### Supplied records:
________
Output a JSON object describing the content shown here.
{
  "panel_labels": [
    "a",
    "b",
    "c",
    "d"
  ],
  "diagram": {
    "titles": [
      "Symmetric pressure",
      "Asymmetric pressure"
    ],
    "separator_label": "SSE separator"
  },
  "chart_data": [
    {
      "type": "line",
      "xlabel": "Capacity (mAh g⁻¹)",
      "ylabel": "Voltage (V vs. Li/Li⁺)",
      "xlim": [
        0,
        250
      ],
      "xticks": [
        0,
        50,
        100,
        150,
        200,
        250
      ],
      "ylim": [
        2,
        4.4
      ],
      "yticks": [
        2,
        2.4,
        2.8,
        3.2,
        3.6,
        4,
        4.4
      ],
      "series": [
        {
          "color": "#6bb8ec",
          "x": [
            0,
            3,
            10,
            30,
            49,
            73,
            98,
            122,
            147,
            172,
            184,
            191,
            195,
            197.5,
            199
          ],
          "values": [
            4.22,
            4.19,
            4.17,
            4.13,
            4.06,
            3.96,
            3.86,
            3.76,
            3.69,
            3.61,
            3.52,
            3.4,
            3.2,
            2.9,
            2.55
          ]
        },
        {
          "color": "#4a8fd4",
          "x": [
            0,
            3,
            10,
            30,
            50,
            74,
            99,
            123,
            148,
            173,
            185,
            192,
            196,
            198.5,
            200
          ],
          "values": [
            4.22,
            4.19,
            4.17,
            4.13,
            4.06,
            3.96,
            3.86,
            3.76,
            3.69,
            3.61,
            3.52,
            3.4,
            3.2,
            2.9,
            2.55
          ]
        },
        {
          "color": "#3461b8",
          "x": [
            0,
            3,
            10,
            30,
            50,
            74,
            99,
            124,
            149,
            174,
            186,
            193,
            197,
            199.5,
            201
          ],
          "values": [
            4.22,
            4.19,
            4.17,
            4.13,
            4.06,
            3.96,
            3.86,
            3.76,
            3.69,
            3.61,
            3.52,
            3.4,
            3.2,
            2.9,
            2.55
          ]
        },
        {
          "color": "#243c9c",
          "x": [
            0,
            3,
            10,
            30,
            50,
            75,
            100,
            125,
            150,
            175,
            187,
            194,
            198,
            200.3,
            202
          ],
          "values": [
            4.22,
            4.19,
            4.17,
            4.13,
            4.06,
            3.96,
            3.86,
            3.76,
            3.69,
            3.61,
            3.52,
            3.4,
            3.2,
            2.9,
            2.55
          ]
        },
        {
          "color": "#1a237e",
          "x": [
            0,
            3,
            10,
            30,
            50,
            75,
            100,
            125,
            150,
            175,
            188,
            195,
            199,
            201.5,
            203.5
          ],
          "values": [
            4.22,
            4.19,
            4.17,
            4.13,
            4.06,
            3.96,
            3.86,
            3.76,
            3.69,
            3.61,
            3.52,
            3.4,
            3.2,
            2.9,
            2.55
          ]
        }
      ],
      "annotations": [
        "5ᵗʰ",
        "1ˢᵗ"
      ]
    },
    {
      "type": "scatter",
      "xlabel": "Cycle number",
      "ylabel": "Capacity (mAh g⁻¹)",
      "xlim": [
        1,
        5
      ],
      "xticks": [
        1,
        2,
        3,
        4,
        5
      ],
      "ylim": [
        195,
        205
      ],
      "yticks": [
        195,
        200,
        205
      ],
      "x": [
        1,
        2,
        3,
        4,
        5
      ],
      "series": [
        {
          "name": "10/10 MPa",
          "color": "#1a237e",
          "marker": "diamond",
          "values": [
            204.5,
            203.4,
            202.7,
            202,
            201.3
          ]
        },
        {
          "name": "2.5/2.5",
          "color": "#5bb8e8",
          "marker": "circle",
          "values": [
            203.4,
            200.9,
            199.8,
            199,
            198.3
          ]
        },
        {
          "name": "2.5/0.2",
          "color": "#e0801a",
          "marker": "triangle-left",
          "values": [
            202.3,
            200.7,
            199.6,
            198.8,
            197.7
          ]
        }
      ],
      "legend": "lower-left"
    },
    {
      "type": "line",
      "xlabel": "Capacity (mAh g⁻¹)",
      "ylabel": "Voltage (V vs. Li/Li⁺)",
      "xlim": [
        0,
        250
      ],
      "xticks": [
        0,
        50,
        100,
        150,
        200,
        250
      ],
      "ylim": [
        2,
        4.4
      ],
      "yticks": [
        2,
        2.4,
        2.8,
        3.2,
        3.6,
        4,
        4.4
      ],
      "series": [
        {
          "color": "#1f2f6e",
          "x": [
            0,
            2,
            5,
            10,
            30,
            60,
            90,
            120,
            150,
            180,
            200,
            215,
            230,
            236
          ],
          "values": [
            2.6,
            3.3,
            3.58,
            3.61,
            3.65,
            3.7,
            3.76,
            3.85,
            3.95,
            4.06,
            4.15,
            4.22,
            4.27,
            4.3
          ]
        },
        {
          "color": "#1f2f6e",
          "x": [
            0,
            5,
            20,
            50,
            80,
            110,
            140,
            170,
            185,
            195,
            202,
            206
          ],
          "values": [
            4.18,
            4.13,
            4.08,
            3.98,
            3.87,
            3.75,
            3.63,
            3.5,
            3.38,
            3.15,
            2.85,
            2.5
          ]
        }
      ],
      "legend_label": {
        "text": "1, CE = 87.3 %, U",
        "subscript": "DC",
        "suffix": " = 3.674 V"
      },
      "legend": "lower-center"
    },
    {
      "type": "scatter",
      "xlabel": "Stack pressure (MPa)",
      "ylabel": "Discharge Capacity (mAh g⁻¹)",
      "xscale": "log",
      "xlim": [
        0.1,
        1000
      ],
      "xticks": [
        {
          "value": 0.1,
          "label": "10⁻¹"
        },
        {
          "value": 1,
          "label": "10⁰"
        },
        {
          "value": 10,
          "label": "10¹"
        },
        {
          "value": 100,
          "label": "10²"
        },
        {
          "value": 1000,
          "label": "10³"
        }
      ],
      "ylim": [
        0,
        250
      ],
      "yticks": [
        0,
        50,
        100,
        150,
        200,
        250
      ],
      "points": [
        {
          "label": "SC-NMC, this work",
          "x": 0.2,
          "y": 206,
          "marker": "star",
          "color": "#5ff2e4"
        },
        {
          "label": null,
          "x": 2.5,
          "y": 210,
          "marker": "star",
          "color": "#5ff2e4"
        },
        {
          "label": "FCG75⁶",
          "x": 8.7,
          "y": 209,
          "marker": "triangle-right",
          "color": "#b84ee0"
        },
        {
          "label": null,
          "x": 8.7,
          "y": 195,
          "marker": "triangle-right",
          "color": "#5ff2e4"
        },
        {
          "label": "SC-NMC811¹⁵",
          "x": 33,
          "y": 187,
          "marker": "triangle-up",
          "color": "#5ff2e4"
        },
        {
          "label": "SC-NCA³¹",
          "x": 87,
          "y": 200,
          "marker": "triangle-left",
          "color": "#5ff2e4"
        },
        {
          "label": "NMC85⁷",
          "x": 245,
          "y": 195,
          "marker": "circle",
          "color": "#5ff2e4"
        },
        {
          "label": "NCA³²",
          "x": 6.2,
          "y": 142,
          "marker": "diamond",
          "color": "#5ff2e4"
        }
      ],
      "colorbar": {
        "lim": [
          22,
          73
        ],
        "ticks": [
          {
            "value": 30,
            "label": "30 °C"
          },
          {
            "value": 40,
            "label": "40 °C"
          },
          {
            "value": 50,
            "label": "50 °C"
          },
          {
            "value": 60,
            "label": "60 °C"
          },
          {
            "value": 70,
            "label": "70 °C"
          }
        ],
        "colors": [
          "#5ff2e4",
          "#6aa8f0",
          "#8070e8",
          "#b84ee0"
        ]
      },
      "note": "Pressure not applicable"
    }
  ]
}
________
### Task description:
State how many lines in the records above contain the word "lower", and give only that number.

### Answer to the problem:
2